-- Directions for this task --
Copy every line of the listing exactly.

-- Data rows --
** start **

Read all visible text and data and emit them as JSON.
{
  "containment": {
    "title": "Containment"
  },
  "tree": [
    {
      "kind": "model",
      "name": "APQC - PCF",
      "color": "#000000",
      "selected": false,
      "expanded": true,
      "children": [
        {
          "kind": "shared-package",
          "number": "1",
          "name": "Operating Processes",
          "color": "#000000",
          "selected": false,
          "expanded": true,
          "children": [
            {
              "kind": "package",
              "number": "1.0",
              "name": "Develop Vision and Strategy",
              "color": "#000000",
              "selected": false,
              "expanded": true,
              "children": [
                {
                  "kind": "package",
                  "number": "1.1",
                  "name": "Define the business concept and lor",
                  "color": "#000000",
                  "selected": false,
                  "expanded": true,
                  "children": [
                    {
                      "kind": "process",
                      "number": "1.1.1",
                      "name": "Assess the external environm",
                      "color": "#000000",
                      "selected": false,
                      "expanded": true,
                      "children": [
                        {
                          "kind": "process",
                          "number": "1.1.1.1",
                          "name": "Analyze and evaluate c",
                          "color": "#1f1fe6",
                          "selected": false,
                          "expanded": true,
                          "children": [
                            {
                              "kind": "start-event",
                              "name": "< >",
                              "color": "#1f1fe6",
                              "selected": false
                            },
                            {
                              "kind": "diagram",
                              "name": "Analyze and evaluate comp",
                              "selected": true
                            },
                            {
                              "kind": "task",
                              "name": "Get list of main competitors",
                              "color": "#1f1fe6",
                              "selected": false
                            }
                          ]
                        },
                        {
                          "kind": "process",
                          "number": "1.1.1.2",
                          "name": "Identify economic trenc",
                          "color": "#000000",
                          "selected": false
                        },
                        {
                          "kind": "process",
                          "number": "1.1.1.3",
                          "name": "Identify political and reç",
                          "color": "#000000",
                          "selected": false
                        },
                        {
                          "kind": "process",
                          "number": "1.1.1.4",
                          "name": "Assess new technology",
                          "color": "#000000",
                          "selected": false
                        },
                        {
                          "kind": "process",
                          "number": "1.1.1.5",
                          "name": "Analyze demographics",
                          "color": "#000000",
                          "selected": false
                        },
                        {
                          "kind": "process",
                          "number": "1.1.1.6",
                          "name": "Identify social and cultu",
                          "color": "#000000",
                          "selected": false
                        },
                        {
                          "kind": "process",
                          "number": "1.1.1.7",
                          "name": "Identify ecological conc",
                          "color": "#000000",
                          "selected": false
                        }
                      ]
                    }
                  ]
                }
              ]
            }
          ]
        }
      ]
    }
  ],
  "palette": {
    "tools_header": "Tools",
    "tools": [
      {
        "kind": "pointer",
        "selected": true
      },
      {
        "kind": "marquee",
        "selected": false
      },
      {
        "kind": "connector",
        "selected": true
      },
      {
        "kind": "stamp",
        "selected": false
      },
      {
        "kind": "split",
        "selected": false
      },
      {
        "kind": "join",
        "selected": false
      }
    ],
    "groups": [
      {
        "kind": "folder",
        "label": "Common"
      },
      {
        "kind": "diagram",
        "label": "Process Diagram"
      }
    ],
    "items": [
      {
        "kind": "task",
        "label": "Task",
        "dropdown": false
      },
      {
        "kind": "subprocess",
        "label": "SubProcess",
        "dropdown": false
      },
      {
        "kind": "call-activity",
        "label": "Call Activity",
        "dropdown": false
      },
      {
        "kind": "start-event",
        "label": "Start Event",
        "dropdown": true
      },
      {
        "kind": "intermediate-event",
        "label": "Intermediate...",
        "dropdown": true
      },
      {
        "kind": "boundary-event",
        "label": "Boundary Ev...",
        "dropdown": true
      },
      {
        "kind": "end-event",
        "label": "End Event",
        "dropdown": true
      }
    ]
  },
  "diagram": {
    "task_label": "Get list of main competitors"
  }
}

** end **

-- Task output --
Read all visible text and data and emit them as JSON.
{
  "containment": {
    "title": "Containment"
  },
  "tree": [
    {
      "kind": "model",
      "name": "APQC - PCF",
      "color": "#000000",
      "selected": false,
      "expanded": true,
      "children": [
        {
          "kind": "shared-package",
          "number": "1",
          "name": "Operating Processes",
          "color": "#000000",
          "selected": false,
          "expanded": true,
          "children": [
            {
              "kind": "package",
              "number": "1.0",
              "name": "Develop Vision and Strategy",
              "color": "#000000",
              "selected": false,
              "expanded": true,
              "children": [
                {
                  "kind": "package",
                  "number": "1.1",
                  "name": "Define the business concept and lor",
                  "color": "#000000",
                  "selected": false,
                  "expanded": true,
                  "children": [
                    {
                      "kind": "process",
                      "number": "1.1.1",
                      "name": "Assess the external environm",
                      "color": "#000000",
                      "selected": false,
                      "expanded": true,
                      "children": [
                        {
                          "kind": "process",
                          "number": "1.1.1.1",
                          "name": "Analyze and evaluate c",
                          "color": "#1f1fe6",
                          "selected": false,
                          "expanded": true,
                          "children": [
                            {
                              "kind": "start-event",
                              "name": "< >",
                              "color": "#1f1fe6",
                              "selected": false
                            },
                            {
                              "kind": "diagram",
                              "name": "Analyze and evaluate comp",
                              "selected": true
                            },
                            {
                              "kind": "task",
                              "name": "Get list of main competitors",
                              "color": "#1f1fe6",
                              "selected": false
                            }
                          ]
                        },
                        {
                          "kind": "process",
                          "number": "1.1.1.2",
                          "name": "Identify economic trenc",
                          "color": "#000000",
                          "selected": false
                        },
                        {
                          "kind": "process",
                          "number": "1.1.1.3",
                          "name": "Identify political and reç",
                          "color": "#000000",
                          "selected": false
                        },
                        {
                          "kind": "process",
                          "number": "1.1.1.4",
                          "name": "Assess new technology",
                          "color": "#000000",
                          "selected": false
                        },
                        {
                          "kind": "process",
                          "number": "1.1.1.5",
                          "name": "Analyze demographics",
                          "color": "#000000",
                          "selected": false
                        },
                        {
                          "kind": "process",
                          "number": "1.1.1.6",
                          "name": "Identify social and cultu",
                          "color": "#000000",
                          "selected": false
                        },
                        {
                          "kind": "process",
                          "number": "1.1.1.7",
                          "name": "Identify ecological conc",
                          "color": "#000000",
                          "selected": false
                        }
                      ]
                    }
                  ]
                }
              ]
            }
          ]
        }
      ]
    }
  ],
  "palette": {
    "tools_header": "Tools",
    "tools": [
      {
        "kind": "pointer",
        "selected": true
      },
      {
        "kind": "marquee",
        "selected": false
      },
      {
        "kind": "connector",
        "selected": true
      },
      {
        "kind": "stamp",
        "selected": false
      },
      {
        "kind": "split",
        "selected": false
      },
      {
        "kind": "join",
        "selected": false
      }
    ],
    "groups": [
      {
        "kind": "folder",
        "label": "Common"
      },
      {
        "kind": "diagram",
        "label": "Process Diagram"
      }
    ],
    "items": [
      {
        "kind": "task",
        "label": "Task",
        "dropdown": false
      },
      {
        "kind": "subprocess",
        "label": "SubProcess",
        "dropdown": false
      },
      {
        "kind": "call-activity",
        "label": "Call Activity",
        "dropdown": false
      },
      {
        "kind": "start-event",
        "label": "Start Event",
        "dropdown": true
      },
      {
        "kind": "intermediate-event",
        "label": "Intermediate...",
        "dropdown": true
      },
      {
        "kind": "boundary-event",
        "label": "Boundary Ev...",
        "dropdown": true
      },
      {
        "kind": "end-event",
        "label": "End Event",
        "dropdown": true
      }
    ]
  },
  "diagram": {
    "task_label": "Get list of main competitors"
  }
}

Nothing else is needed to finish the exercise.